start Dataset records

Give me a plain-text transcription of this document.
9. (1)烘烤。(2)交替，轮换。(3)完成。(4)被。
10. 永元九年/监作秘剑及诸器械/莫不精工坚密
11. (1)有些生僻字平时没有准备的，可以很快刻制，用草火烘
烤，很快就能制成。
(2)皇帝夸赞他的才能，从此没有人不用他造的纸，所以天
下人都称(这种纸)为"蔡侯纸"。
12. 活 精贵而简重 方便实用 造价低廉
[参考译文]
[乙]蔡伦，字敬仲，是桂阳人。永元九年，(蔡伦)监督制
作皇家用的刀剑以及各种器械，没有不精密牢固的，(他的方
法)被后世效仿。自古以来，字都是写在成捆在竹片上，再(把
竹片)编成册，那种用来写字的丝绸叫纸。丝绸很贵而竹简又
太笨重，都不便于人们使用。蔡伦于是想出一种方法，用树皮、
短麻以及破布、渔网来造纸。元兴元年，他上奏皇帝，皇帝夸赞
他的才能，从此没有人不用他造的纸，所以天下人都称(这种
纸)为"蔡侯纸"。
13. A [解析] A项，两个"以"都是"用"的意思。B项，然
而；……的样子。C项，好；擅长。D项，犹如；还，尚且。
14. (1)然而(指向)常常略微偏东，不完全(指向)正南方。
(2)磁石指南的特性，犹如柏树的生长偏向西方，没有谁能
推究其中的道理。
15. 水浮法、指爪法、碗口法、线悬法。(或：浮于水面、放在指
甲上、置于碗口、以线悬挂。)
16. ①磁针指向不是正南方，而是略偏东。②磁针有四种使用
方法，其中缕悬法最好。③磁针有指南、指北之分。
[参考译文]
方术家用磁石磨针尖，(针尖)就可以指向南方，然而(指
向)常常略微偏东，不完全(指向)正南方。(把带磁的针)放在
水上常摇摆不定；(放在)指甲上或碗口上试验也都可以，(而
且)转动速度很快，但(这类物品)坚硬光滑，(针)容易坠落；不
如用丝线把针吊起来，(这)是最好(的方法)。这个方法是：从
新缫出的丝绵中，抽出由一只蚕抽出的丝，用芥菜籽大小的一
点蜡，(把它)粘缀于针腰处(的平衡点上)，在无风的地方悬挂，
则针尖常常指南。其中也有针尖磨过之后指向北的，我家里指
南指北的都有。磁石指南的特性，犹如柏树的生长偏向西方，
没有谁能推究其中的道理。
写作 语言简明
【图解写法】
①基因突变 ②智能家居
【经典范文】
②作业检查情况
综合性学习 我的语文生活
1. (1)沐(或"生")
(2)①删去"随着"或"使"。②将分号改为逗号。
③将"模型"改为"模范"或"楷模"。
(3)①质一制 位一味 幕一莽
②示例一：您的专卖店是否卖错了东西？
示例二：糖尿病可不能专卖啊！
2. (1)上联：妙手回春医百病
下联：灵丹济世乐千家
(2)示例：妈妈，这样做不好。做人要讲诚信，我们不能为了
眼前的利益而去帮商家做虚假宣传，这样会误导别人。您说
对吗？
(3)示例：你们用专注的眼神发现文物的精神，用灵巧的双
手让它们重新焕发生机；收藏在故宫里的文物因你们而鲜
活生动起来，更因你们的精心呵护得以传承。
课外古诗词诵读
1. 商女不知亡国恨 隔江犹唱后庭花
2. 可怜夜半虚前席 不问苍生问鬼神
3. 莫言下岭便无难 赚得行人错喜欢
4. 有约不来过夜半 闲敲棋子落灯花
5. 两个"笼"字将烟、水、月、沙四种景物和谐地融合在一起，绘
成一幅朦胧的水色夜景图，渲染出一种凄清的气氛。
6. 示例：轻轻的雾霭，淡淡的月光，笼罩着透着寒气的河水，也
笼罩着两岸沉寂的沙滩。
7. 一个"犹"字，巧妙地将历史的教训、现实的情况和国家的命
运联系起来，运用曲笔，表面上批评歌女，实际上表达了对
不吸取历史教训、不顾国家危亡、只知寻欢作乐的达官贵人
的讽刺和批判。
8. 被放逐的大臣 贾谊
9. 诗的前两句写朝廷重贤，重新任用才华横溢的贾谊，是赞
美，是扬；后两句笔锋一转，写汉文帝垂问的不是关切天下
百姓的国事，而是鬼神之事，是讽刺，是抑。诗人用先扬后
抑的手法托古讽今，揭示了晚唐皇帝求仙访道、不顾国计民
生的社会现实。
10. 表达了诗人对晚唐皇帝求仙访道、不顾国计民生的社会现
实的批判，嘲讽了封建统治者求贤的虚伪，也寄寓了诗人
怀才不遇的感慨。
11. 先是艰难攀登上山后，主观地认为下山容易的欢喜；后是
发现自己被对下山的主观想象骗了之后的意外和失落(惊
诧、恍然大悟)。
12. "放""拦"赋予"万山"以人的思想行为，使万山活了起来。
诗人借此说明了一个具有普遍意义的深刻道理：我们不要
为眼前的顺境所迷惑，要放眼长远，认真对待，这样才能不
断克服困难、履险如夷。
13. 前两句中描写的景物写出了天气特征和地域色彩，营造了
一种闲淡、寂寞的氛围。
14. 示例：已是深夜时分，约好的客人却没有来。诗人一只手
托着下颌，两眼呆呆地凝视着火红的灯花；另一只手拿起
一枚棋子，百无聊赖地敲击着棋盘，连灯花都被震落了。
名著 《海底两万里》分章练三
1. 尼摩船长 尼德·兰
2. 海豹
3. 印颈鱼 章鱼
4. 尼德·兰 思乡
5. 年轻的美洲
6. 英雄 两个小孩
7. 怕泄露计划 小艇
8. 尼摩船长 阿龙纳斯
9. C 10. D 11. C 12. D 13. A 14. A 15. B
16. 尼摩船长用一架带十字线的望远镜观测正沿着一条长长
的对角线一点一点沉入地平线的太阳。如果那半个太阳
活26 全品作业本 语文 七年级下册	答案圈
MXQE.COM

end Dataset records

Task goal: Write out all of the records once more, exactly.

Exercise result:
Give me a plain-text transcription of this document.
9. (1)烘烤。(2)交替，轮换。(3)完成。(4)被。
10. 永元九年/监作秘剑及诸器械/莫不精工坚密
11. (1)有些生僻字平时没有准备的，可以很快刻制，用草火烘
烤，很快就能制成。
(2)皇帝夸赞他的才能，从此没有人不用他造的纸，所以天
下人都称(这种纸)为"蔡侯纸"。
12. 活 精贵而简重 方便实用 造价低廉
[参考译文]
[乙]蔡伦，字敬仲，是桂阳人。永元九年，(蔡伦)监督制
作皇家用的刀剑以及各种器械，没有不精密牢固的，(他的方
法)被后世效仿。自古以来，字都是写在成捆在竹片上，再(把
竹片)编成册，那种用来写字的丝绸叫纸。丝绸很贵而竹简又
太笨重，都不便于人们使用。蔡伦于是想出一种方法，用树皮、
短麻以及破布、渔网来造纸。元兴元年，他上奏皇帝，皇帝夸赞
他的才能，从此没有人不用他造的纸，所以天下人都称(这种
纸)为"蔡侯纸"。
13. A [解析] A项，两个"以"都是"用"的意思。B项，然
而；……的样子。C项，好；擅长。D项，犹如；还，尚且。
14. (1)然而(指向)常常略微偏东，不完全(指向)正南方。
(2)磁石指南的特性，犹如柏树的生长偏向西方，没有谁能
推究其中的道理。
15. 水浮法、指爪法、碗口法、线悬法。(或：浮于水面、放在指
甲上、置于碗口、以线悬挂。)
16. ①磁针指向不是正南方，而是略偏东。②磁针有四种使用
方法，其中缕悬法最好。③磁针有指南、指北之分。
[参考译文]
方术家用磁石磨针尖，(针尖)就可以指向南方，然而(指
向)常常略微偏东，不完全(指向)正南方。(把带磁的针)放在
水上常摇摆不定；(放在)指甲上或碗口上试验也都可以，(而
且)转动速度很快，但(这类物品)坚硬光滑，(针)容易坠落；不
如用丝线把针吊起来，(这)是最好(的方法)。这个方法是：从
新缫出的丝绵中，抽出由一只蚕抽出的丝，用芥菜籽大小的一
点蜡，(把它)粘缀于针腰处(的平衡点上)，在无风的地方悬挂，
则针尖常常指南。其中也有针尖磨过之后指向北的，我家里指
南指北的都有。磁石指南的特性，犹如柏树的生长偏向西方，
没有谁能推究其中的道理。
写作 语言简明
【图解写法】
①基因突变 ②智能家居
【经典范文】
②作业检查情况
综合性学习 我的语文生活
1. (1)沐(或"生")
(2)①删去"随着"或"使"。②将分号改为逗号。
③将"模型"改为"模范"或"楷模"。
(3)①质一制 位一味 幕一莽
②示例一：您的专卖店是否卖错了东西？
示例二：糖尿病可不能专卖啊！
2. (1)上联：妙手回春医百病
下联：灵丹济世乐千家
(2)示例：妈妈，这样做不好。做人要讲诚信，我们不能为了
眼前的利益而去帮商家做虚假宣传，这样会误导别人。您说
对吗？
(3)示例：你们用专注的眼神发现文物的精神，用灵巧的双
手让它们重新焕发生机；收藏在故宫里的文物因你们而鲜
活生动起来，更因你们的精心呵护得以传承。
课外古诗词诵读
1. 商女不知亡国恨 隔江犹唱后庭花
2. 可怜夜半虚前席 不问苍生问鬼神
3. 莫言下岭便无难 赚得行人错喜欢
4. 有约不来过夜半 闲敲棋子落灯花
5. 两个"笼"字将烟、水、月、沙四种景物和谐地融合在一起，绘
成一幅朦胧的水色夜景图，渲染出一种凄清的气氛。
6. 示例：轻轻的雾霭，淡淡的月光，笼罩着透着寒气的河水，也
笼罩着两岸沉寂的沙滩。
7. 一个"犹"字，巧妙地将历史的教训、现实的情况和国家的命
运联系起来，运用曲笔，表面上批评歌女，实际上表达了对
不吸取历史教训、不顾国家危亡、只知寻欢作乐的达官贵人
的讽刺和批判。
8. 被放逐的大臣 贾谊
9. 诗的前两句写朝廷重贤，重新任用才华横溢的贾谊，是赞
美，是扬；后两句笔锋一转，写汉文帝垂问的不是关切天下
百姓的国事，而是鬼神之事，是讽刺，是抑。诗人用先扬后
抑的手法托古讽今，揭示了晚唐皇帝求仙访道、不顾国计民
生的社会现实。
10. 表达了诗人对晚唐皇帝求仙访道、不顾国计民生的社会现
实的批判，嘲讽了封建统治者求贤的虚伪，也寄寓了诗人
怀才不遇的感慨。
11. 先是艰难攀登上山后，主观地认为下山容易的欢喜；后是
发现自己被对下山的主观想象骗了之后的意外和失落(惊
诧、恍然大悟)。
12. "放""拦"赋予"万山"以人的思想行为，使万山活了起来。
诗人借此说明了一个具有普遍意义的深刻道理：我们不要
为眼前的顺境所迷惑，要放眼长远，认真对待，这样才能不
断克服困难、履险如夷。
13. 前两句中描写的景物写出了天气特征和地域色彩，营造了
一种闲淡、寂寞的氛围。
14. 示例：已是深夜时分，约好的客人却没有来。诗人一只手
托着下颌，两眼呆呆地凝视着火红的灯花；另一只手拿起
一枚棋子，百无聊赖地敲击着棋盘，连灯花都被震落了。
名著 《海底两万里》分章练三
1. 尼摩船长 尼德·兰
2. 海豹
3. 印颈鱼 章鱼
4. 尼德·兰 思乡
5. 年轻的美洲
6. 英雄 两个小孩
7. 怕泄露计划 小艇
8. 尼摩船长 阿龙纳斯
9. C 10. D 11. C 12. D 13. A 14. A 15. B
16. 尼摩船长用一架带十字线的望远镜观测正沿着一条长长
的对角线一点一点沉入地平线的太阳。如果那半个太阳
活26 全品作业本 语文 七年级下册	答案圈
MXQE.COM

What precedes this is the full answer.